## Short exercise:
Reproduce the entries word for word, and omit any picture you find in them.
--- start Material for the task ---
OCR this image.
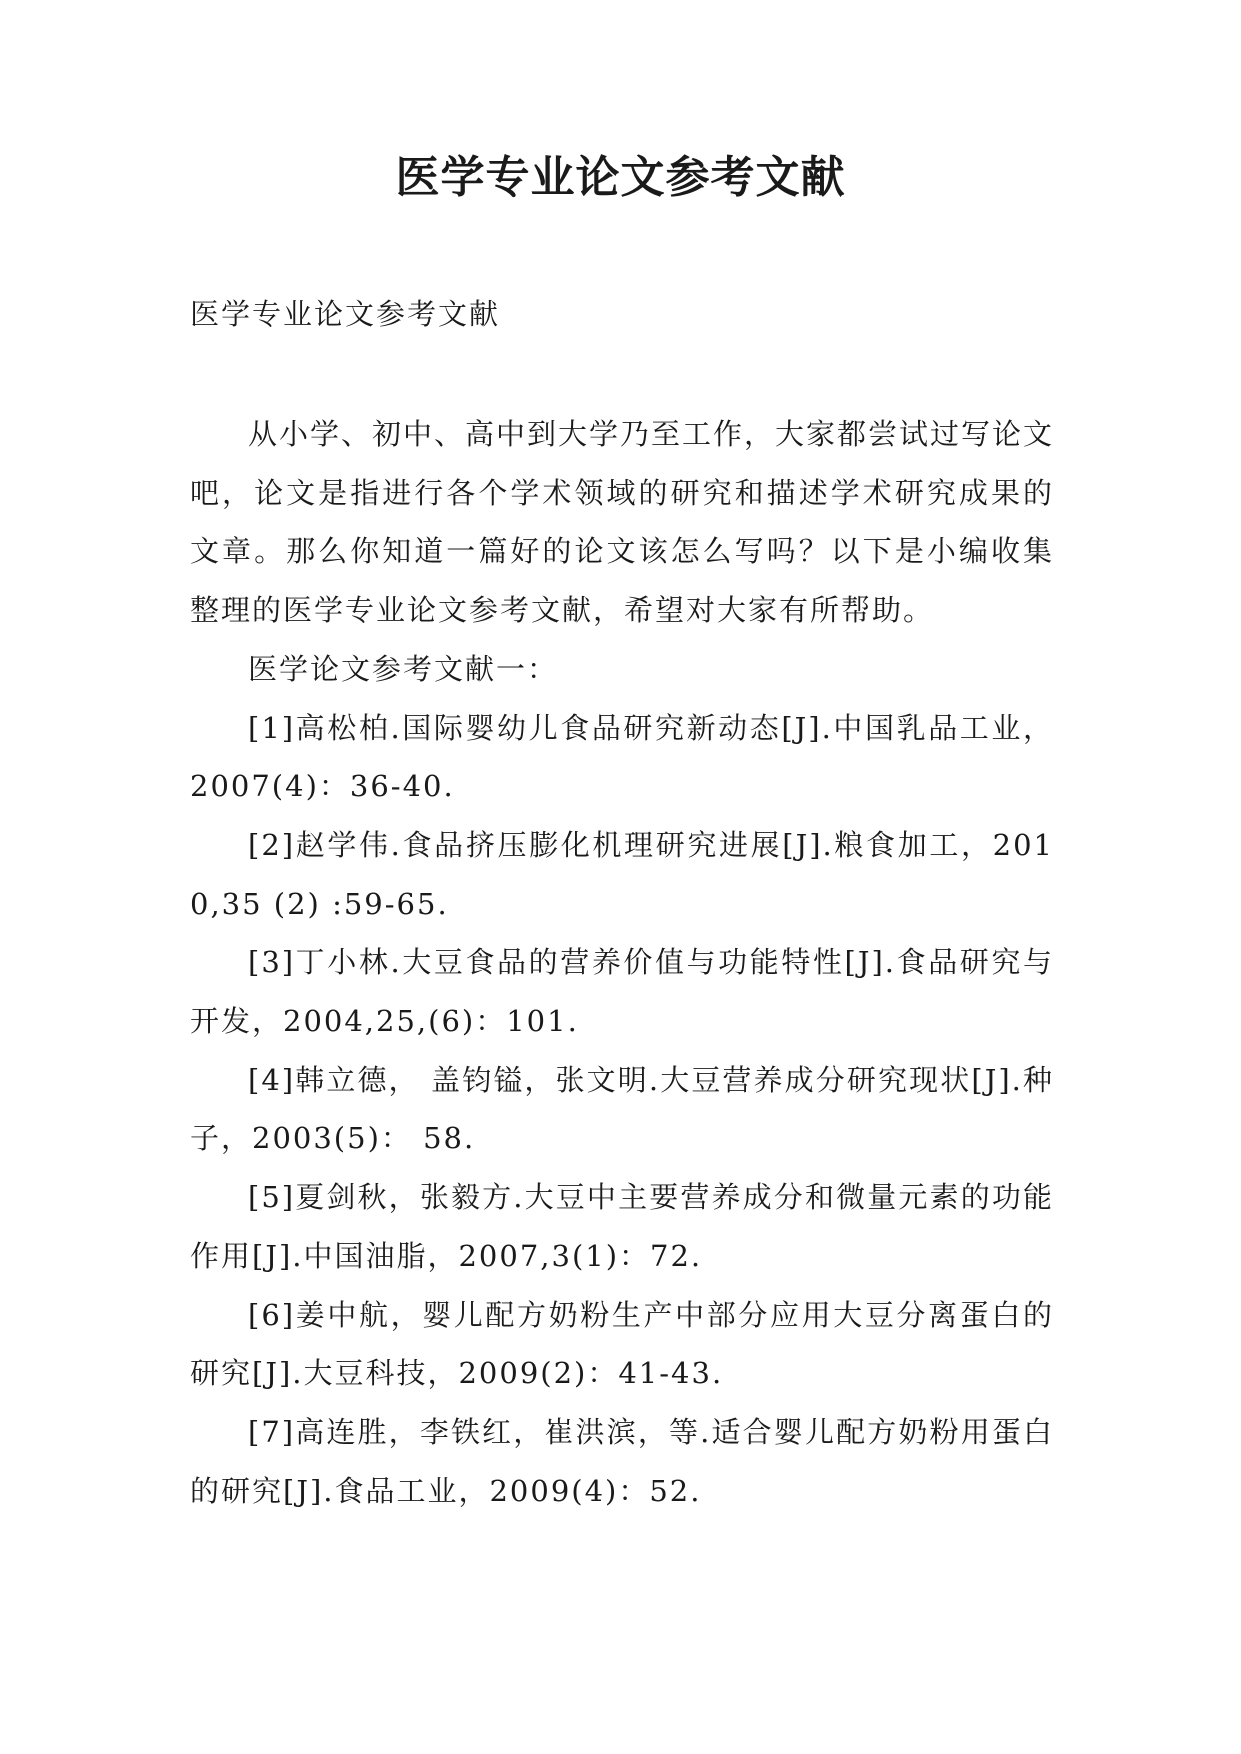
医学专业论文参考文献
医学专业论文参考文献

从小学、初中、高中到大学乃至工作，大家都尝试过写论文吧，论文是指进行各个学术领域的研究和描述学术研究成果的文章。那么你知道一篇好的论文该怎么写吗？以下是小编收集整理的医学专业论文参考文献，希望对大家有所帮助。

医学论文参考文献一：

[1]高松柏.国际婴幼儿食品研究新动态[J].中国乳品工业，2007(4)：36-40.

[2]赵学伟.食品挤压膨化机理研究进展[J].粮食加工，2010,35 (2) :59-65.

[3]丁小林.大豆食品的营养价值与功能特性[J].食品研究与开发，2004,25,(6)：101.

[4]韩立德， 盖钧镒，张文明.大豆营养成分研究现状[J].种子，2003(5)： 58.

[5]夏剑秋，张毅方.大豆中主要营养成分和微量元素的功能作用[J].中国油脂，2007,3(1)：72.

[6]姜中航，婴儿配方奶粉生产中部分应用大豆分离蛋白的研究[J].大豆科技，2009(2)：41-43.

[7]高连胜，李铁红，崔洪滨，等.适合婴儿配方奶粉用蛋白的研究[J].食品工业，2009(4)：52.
--- end Material for the task ---
## Output for this task:
OCR this image.
医学专业论文参考文献
医学专业论文参考文献

从小学、初中、高中到大学乃至工作，大家都尝试过写论文吧，论文是指进行各个学术领域的研究和描述学术研究成果的文章。那么你知道一篇好的论文该怎么写吗？以下是小编收集整理的医学专业论文参考文献，希望对大家有所帮助。

医学论文参考文献一：

[1]高松柏.国际婴幼儿食品研究新动态[J].中国乳品工业，2007(4)：36-40.

[2]赵学伟.食品挤压膨化机理研究进展[J].粮食加工，2010,35 (2) :59-65.

[3]丁小林.大豆食品的营养价值与功能特性[J].食品研究与开发，2004,25,(6)：101.

[4]韩立德， 盖钧镒，张文明.大豆营养成分研究现状[J].种子，2003(5)： 58.

[5]夏剑秋，张毅方.大豆中主要营养成分和微量元素的功能作用[J].中国油脂，2007,3(1)：72.

[6]姜中航，婴儿配方奶粉生产中部分应用大豆分离蛋白的研究[J].大豆科技，2009(2)：41-43.

[7]高连胜，李铁红，崔洪滨，等.适合婴儿配方奶粉用蛋白的研究[J].食品工业，2009(4)：52.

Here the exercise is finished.